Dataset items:
◆ ◆ ◆ ◆ ◆
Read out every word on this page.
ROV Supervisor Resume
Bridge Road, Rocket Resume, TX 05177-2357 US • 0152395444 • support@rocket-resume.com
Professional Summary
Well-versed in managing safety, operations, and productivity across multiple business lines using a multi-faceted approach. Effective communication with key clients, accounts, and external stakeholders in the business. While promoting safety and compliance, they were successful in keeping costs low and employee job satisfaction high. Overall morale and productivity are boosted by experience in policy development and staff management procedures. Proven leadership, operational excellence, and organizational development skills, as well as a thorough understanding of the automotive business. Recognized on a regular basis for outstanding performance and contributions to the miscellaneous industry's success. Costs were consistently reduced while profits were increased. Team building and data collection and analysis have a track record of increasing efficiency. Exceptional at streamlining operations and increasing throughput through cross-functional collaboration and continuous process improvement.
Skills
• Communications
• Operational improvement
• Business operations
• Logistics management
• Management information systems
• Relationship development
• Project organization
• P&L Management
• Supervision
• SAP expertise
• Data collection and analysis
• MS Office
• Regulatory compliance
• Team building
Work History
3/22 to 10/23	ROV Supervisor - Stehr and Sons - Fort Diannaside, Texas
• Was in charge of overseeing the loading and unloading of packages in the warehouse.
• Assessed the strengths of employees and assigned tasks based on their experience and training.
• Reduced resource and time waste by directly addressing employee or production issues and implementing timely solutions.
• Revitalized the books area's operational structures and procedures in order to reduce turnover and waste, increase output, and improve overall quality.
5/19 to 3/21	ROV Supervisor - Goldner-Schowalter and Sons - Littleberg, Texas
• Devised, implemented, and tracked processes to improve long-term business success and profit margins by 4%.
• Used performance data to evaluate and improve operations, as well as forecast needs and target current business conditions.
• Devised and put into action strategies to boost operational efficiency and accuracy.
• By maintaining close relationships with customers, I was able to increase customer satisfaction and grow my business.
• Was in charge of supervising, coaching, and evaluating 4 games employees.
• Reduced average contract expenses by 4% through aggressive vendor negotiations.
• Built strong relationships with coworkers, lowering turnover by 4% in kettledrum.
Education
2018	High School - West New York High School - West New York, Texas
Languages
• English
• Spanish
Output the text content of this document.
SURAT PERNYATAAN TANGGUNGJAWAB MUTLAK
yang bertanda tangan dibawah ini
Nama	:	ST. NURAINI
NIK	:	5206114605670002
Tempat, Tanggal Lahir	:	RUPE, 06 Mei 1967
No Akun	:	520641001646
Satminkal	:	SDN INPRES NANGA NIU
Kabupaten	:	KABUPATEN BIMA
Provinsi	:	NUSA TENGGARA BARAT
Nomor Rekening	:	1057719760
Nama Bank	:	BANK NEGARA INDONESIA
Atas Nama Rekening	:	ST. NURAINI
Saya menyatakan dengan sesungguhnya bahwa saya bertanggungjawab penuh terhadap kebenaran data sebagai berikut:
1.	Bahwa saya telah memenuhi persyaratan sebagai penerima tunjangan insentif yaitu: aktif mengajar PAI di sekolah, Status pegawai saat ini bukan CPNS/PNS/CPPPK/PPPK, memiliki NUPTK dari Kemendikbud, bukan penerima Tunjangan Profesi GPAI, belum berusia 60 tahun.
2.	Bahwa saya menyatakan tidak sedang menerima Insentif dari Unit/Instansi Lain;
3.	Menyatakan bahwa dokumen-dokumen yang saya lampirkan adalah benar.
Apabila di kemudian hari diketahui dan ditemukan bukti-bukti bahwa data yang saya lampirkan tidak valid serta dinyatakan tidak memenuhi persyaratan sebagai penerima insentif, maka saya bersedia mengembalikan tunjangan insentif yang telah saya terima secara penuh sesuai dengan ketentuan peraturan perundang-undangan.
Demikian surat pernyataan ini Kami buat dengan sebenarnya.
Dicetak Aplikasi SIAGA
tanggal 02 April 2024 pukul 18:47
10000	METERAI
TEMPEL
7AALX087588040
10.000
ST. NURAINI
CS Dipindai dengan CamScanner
◆ ◆ ◆ ◆ ◆
◆ WHAT IS EXPECTED ◆
Retype the listing. Match it exactly.

◆ REPLY TO THE EXERCISE ◆
Read out every word on this page.
ROV Supervisor Resume
Bridge Road, Rocket Resume, TX 05177-2357 US • 0152395444 • support@rocket-resume.com
Professional Summary
Well-versed in managing safety, operations, and productivity across multiple business lines using a multi-faceted approach. Effective communication with key clients, accounts, and external stakeholders in the business. While promoting safety and compliance, they were successful in keeping costs low and employee job satisfaction high. Overall morale and productivity are boosted by experience in policy development and staff management procedures. Proven leadership, operational excellence, and organizational development skills, as well as a thorough understanding of the automotive business. Recognized on a regular basis for outstanding performance and contributions to the miscellaneous industry's success. Costs were consistently reduced while profits were increased. Team building and data collection and analysis have a track record of increasing efficiency. Exceptional at streamlining operations and increasing throughput through cross-functional collaboration and continuous process improvement.
Skills
• Communications
• Operational improvement
• Business operations
• Logistics management
• Management information systems
• Relationship development
• Project organization
• P&L Management
• Supervision
• SAP expertise
• Data collection and analysis
• MS Office
• Regulatory compliance
• Team building
Work History
3/22 to 10/23	ROV Supervisor - Stehr and Sons - Fort Diannaside, Texas
• Was in charge of overseeing the loading and unloading of packages in the warehouse.
• Assessed the strengths of employees and assigned tasks based on their experience and training.
• Reduced resource and time waste by directly addressing employee or production issues and implementing timely solutions.
• Revitalized the books area's operational structures and procedures in order to reduce turnover and waste, increase output, and improve overall quality.
5/19 to 3/21	ROV Supervisor - Goldner-Schowalter and Sons - Littleberg, Texas
• Devised, implemented, and tracked processes to improve long-term business success and profit margins by 4%.
• Used performance data to evaluate and improve operations, as well as forecast needs and target current business conditions.
• Devised and put into action strategies to boost operational efficiency and accuracy.
• By maintaining close relationships with customers, I was able to increase customer satisfaction and grow my business.
• Was in charge of supervising, coaching, and evaluating 4 games employees.
• Reduced average contract expenses by 4% through aggressive vendor negotiations.
• Built strong relationships with coworkers, lowering turnover by 4% in kettledrum.
Education
2018	High School - West New York High School - West New York, Texas
Languages
• English
• Spanish
Output the text content of this document.
SURAT PERNYATAAN TANGGUNGJAWAB MUTLAK
yang bertanda tangan dibawah ini
Nama	:	ST. NURAINI
NIK	:	5206114605670002
Tempat, Tanggal Lahir	:	RUPE, 06 Mei 1967
No Akun	:	520641001646
Satminkal	:	SDN INPRES NANGA NIU
Kabupaten	:	KABUPATEN BIMA
Provinsi	:	NUSA TENGGARA BARAT
Nomor Rekening	:	1057719760
Nama Bank	:	BANK NEGARA INDONESIA
Atas Nama Rekening	:	ST. NURAINI
Saya menyatakan dengan sesungguhnya bahwa saya bertanggungjawab penuh terhadap kebenaran data sebagai berikut:
1.	Bahwa saya telah memenuhi persyaratan sebagai penerima tunjangan insentif yaitu: aktif mengajar PAI di sekolah, Status pegawai saat ini bukan CPNS/PNS/CPPPK/PPPK, memiliki NUPTK dari Kemendikbud, bukan penerima Tunjangan Profesi GPAI, belum berusia 60 tahun.
2.	Bahwa saya menyatakan tidak sedang menerima Insentif dari Unit/Instansi Lain;
3.	Menyatakan bahwa dokumen-dokumen yang saya lampirkan adalah benar.
Apabila di kemudian hari diketahui dan ditemukan bukti-bukti bahwa data yang saya lampirkan tidak valid serta dinyatakan tidak memenuhi persyaratan sebagai penerima insentif, maka saya bersedia mengembalikan tunjangan insentif yang telah saya terima secara penuh sesuai dengan ketentuan peraturan perundang-undangan.
Demikian surat pernyataan ini Kami buat dengan sebenarnya.
Dicetak Aplikasi SIAGA
tanggal 02 April 2024 pukul 18:47
10000	METERAI
TEMPEL
7AALX087588040
10.000
ST. NURAINI
CS Dipindai dengan CamScanner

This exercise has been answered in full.